- Goal -
Return each line of the listing that contains the string "seinem".

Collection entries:
BEGIN

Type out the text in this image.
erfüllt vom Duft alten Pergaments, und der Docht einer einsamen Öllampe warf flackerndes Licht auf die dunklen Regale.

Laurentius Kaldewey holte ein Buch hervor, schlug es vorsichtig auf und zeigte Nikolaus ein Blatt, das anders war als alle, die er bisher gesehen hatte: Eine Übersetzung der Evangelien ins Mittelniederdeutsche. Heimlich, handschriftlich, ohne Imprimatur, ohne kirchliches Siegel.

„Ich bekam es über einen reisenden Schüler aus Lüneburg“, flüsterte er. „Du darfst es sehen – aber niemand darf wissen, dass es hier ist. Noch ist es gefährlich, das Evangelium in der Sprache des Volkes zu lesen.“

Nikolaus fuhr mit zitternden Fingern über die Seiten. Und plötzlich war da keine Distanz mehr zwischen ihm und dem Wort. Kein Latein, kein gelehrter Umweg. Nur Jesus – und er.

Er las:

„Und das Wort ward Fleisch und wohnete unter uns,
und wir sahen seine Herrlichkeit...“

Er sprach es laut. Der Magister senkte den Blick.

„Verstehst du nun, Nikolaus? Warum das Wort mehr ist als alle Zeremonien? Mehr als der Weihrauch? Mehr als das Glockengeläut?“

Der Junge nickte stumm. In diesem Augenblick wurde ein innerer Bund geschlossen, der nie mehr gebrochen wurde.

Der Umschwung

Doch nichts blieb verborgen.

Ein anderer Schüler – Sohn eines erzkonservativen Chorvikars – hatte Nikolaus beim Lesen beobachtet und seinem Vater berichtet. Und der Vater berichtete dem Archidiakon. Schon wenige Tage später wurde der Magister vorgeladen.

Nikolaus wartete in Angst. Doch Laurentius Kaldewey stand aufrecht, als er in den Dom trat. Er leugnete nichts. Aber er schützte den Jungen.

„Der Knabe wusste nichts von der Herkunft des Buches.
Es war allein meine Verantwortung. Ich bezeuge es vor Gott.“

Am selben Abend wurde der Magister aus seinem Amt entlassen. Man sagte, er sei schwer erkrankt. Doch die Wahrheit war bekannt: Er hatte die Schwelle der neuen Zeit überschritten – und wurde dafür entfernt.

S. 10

END

- Expected answer -
Ein anderer Schüler – Sohn eines erzkonservativen Chorvikars – hatte Nikolaus beim Lesen beobachtet und seinem Vater berichtet. Und der Vater berichtete dem Archidiakon. Schon wenige Tage später wurde der Magister vorgeladen.
Am selben Abend wurde der Magister aus seinem Amt entlassen. Man sagte, er sei schwer erkrankt. Doch die Wahrheit war bekannt: Er hatte die Schwelle der neuen Zeit überschritten – und wurde dafür entfernt.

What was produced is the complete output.